= WRITTEN REQUEST =
Send back all the data below, exactly as given.
########
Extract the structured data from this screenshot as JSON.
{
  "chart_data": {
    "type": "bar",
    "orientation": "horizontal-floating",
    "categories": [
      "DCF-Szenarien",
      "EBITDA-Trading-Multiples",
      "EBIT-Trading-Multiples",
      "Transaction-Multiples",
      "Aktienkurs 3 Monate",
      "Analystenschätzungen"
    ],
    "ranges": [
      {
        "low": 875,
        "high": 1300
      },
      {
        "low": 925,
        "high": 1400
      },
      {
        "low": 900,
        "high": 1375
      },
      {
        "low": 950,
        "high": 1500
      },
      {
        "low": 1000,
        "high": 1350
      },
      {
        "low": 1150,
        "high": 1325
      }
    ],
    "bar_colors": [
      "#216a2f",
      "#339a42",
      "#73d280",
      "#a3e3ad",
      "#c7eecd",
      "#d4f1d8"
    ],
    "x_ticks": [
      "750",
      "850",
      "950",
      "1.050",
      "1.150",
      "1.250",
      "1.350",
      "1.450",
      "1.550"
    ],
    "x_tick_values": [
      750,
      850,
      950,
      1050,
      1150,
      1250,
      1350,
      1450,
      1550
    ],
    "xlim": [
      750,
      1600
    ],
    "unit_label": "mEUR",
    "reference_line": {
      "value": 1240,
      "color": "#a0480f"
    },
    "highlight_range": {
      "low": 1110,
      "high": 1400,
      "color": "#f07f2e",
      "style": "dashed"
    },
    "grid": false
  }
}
########
= SOLVED EXERCISE =
Extract the structured data from this screenshot as JSON.
{
  "chart_data": {
    "type": "bar",
    "orientation": "horizontal-floating",
    "categories": [
      "DCF-Szenarien",
      "EBITDA-Trading-Multiples",
      "EBIT-Trading-Multiples",
      "Transaction-Multiples",
      "Aktienkurs 3 Monate",
      "Analystenschätzungen"
    ],
    "ranges": [
      {
        "low": 875,
        "high": 1300
      },
      {
        "low": 925,
        "high": 1400
      },
      {
        "low": 900,
        "high": 1375
      },
      {
        "low": 950,
        "high": 1500
      },
      {
        "low": 1000,
        "high": 1350
      },
      {
        "low": 1150,
        "high": 1325
      }
    ],
    "bar_colors": [
      "#216a2f",
      "#339a42",
      "#73d280",
      "#a3e3ad",
      "#c7eecd",
      "#d4f1d8"
    ],
    "x_ticks": [
      "750",
      "850",
      "950",
      "1.050",
      "1.150",
      "1.250",
      "1.350",
      "1.450",
      "1.550"
    ],
    "x_tick_values": [
      750,
      850,
      950,
      1050,
      1150,
      1250,
      1350,
      1450,
      1550
    ],
    "xlim": [
      750,
      1600
    ],
    "unit_label": "mEUR",
    "reference_line": {
      "value": 1240,
      "color": "#a0480f"
    },
    "highlight_range": {
      "low": 1110,
      "high": 1400,
      "color": "#f07f2e",
      "style": "dashed"
    },
    "grid": false
  }
}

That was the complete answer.